**Aim**: Copy out each line below exactly as it appears.

╭─ Data section

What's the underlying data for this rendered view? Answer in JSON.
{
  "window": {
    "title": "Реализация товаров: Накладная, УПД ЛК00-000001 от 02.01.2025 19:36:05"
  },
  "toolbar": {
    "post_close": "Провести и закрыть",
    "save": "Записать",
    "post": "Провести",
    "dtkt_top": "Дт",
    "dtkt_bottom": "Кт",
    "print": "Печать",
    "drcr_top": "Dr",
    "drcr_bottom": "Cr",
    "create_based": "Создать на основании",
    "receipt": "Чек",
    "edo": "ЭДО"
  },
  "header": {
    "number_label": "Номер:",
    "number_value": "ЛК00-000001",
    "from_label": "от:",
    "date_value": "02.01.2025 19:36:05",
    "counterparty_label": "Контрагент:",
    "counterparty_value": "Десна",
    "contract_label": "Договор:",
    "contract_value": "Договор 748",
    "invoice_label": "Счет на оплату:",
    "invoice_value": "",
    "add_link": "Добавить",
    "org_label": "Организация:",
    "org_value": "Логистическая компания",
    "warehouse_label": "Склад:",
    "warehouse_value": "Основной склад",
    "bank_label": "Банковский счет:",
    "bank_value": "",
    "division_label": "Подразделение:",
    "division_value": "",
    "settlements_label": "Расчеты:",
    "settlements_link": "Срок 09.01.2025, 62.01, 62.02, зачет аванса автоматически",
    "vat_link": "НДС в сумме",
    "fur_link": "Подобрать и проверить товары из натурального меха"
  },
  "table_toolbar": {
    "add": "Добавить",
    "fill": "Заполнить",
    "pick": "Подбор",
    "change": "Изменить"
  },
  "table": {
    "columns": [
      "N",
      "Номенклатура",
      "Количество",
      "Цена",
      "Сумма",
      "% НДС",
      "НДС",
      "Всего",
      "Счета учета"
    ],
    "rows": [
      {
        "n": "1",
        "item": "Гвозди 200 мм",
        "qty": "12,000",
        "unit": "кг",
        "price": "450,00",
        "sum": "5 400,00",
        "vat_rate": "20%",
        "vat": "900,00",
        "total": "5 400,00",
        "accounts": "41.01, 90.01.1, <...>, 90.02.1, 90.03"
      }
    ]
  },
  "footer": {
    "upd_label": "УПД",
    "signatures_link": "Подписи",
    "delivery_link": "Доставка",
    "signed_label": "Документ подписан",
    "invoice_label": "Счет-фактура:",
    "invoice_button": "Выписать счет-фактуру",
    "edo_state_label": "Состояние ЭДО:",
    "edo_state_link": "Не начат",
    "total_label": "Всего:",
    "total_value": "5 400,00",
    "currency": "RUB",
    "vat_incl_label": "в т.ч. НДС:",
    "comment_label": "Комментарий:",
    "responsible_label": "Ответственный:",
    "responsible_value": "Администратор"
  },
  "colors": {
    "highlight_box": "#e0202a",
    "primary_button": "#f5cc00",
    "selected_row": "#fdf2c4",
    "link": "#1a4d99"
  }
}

╰─

**Response to the exercise**:
What's the underlying data for this rendered view? Answer in JSON.
{
  "window": {
    "title": "Реализация товаров: Накладная, УПД ЛК00-000001 от 02.01.2025 19:36:05"
  },
  "toolbar": {
    "post_close": "Провести и закрыть",
    "save": "Записать",
    "post": "Провести",
    "dtkt_top": "Дт",
    "dtkt_bottom": "Кт",
    "print": "Печать",
    "drcr_top": "Dr",
    "drcr_bottom": "Cr",
    "create_based": "Создать на основании",
    "receipt": "Чек",
    "edo": "ЭДО"
  },
  "header": {
    "number_label": "Номер:",
    "number_value": "ЛК00-000001",
    "from_label": "от:",
    "date_value": "02.01.2025 19:36:05",
    "counterparty_label": "Контрагент:",
    "counterparty_value": "Десна",
    "contract_label": "Договор:",
    "contract_value": "Договор 748",
    "invoice_label": "Счет на оплату:",
    "invoice_value": "",
    "add_link": "Добавить",
    "org_label": "Организация:",
    "org_value": "Логистическая компания",
    "warehouse_label": "Склад:",
    "warehouse_value": "Основной склад",
    "bank_label": "Банковский счет:",
    "bank_value": "",
    "division_label": "Подразделение:",
    "division_value": "",
    "settlements_label": "Расчеты:",
    "settlements_link": "Срок 09.01.2025, 62.01, 62.02, зачет аванса автоматически",
    "vat_link": "НДС в сумме",
    "fur_link": "Подобрать и проверить товары из натурального меха"
  },
  "table_toolbar": {
    "add": "Добавить",
    "fill": "Заполнить",
    "pick": "Подбор",
    "change": "Изменить"
  },
  "table": {
    "columns": [
      "N",
      "Номенклатура",
      "Количество",
      "Цена",
      "Сумма",
      "% НДС",
      "НДС",
      "Всего",
      "Счета учета"
    ],
    "rows": [
      {
        "n": "1",
        "item": "Гвозди 200 мм",
        "qty": "12,000",
        "unit": "кг",
        "price": "450,00",
        "sum": "5 400,00",
        "vat_rate": "20%",
        "vat": "900,00",
        "total": "5 400,00",
        "accounts": "41.01, 90.01.1, <...>, 90.02.1, 90.03"
      }
    ]
  },
  "footer": {
    "upd_label": "УПД",
    "signatures_link": "Подписи",
    "delivery_link": "Доставка",
    "signed_label": "Документ подписан",
    "invoice_label": "Счет-фактура:",
    "invoice_button": "Выписать счет-фактуру",
    "edo_state_label": "Состояние ЭДО:",
    "edo_state_link": "Не начат",
    "total_label": "Всего:",
    "total_value": "5 400,00",
    "currency": "RUB",
    "vat_incl_label": "в т.ч. НДС:",
    "comment_label": "Комментарий:",
    "responsible_label": "Ответственный:",
    "responsible_value": "Администратор"
  },
  "colors": {
    "highlight_box": "#e0202a",
    "primary_button": "#f5cc00",
    "selected_row": "#fdf2c4",
    "link": "#1a4d99"
  }
}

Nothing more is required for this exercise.